### INPUT DATA
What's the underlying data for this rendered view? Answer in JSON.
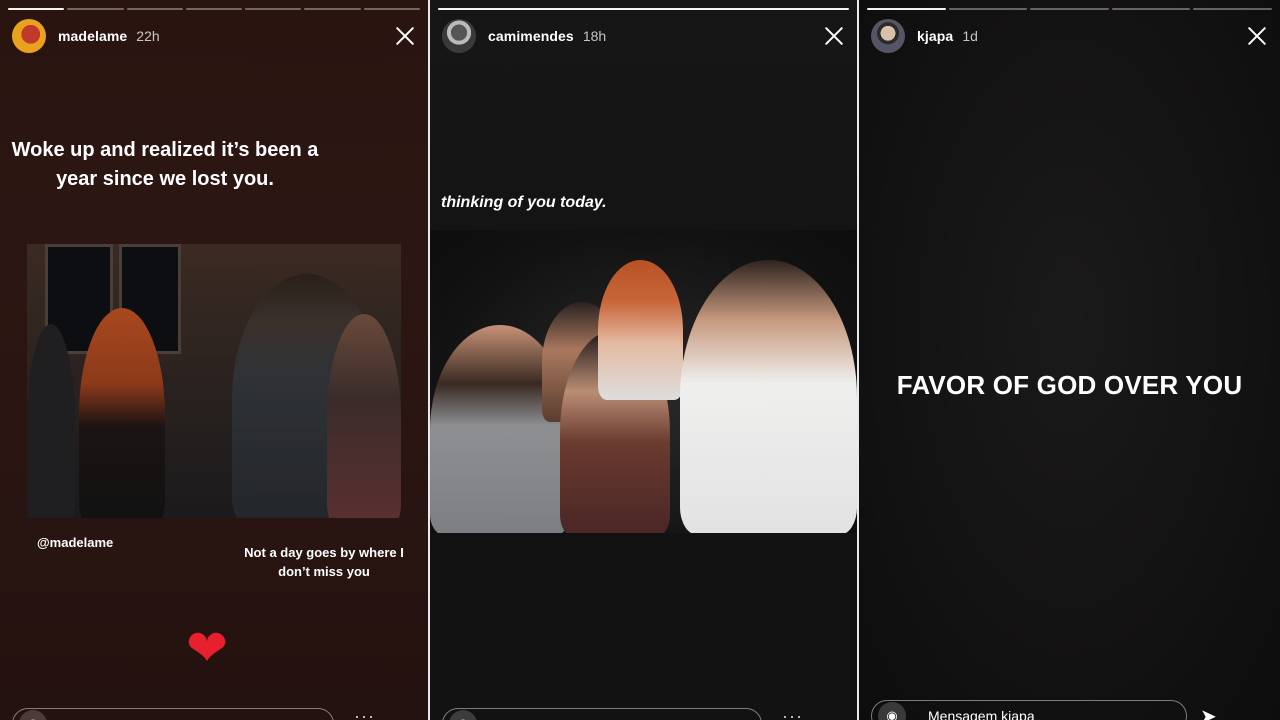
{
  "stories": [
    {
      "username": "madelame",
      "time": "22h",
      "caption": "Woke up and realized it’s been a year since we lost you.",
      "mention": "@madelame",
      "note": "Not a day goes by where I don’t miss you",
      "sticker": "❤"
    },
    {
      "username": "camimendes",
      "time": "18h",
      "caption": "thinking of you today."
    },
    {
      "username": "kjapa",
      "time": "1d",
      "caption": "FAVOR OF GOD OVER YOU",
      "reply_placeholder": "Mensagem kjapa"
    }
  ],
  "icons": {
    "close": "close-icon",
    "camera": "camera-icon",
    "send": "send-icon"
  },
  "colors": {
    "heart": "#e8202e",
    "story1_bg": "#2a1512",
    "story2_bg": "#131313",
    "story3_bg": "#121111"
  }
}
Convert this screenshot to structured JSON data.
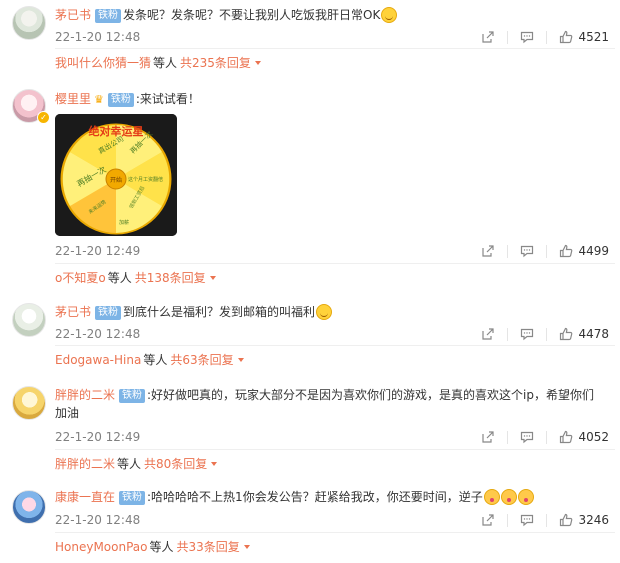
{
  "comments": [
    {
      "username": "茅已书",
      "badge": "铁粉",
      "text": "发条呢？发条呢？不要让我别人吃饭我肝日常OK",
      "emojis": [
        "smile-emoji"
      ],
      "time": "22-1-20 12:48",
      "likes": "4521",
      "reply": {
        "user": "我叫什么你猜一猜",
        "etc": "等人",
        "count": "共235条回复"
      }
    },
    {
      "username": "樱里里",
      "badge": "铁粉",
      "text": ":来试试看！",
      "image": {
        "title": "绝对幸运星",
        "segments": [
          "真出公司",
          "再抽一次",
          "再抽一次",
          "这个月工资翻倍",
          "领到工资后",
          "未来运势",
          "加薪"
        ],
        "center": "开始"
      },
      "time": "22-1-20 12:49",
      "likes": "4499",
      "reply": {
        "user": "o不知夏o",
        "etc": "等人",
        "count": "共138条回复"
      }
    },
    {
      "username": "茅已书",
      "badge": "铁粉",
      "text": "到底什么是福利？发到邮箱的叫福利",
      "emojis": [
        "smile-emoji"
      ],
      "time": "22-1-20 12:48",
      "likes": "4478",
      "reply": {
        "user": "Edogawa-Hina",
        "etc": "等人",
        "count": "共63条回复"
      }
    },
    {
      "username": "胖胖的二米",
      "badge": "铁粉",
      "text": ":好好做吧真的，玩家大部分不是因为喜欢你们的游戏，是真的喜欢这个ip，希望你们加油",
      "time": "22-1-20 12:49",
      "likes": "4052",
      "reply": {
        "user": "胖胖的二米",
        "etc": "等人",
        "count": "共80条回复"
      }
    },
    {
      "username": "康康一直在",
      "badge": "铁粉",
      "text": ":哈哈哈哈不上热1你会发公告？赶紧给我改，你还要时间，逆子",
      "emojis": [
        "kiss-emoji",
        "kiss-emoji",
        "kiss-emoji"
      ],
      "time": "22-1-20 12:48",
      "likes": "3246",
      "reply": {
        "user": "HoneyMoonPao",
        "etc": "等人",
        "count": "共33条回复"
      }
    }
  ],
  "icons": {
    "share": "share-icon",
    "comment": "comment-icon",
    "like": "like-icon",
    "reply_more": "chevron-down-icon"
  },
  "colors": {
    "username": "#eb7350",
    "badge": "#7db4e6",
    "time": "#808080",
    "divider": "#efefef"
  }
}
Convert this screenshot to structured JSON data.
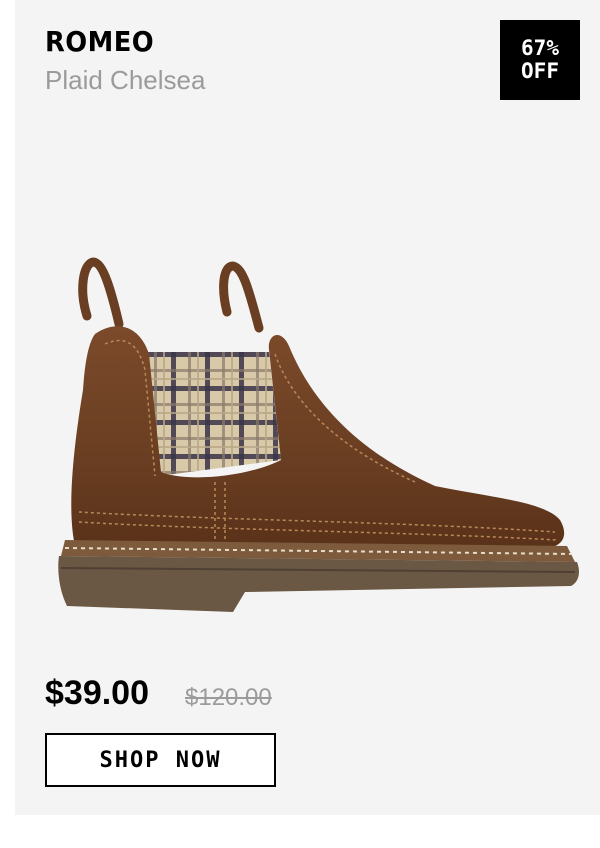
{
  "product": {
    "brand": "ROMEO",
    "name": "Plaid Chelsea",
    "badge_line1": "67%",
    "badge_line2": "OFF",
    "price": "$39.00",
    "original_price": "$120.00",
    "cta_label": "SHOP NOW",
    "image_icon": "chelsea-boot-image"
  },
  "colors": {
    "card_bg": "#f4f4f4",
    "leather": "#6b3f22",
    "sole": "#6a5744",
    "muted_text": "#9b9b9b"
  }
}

### EXERCISE TASK
Reproduce each line of the material containing the word "count".

### EXERCISE RESULT
        "count": "共235条回复"
        "count": "共138条回复"
        "count": "共63条回复"
        "count": "共80条回复"
        "count": "共33条回复"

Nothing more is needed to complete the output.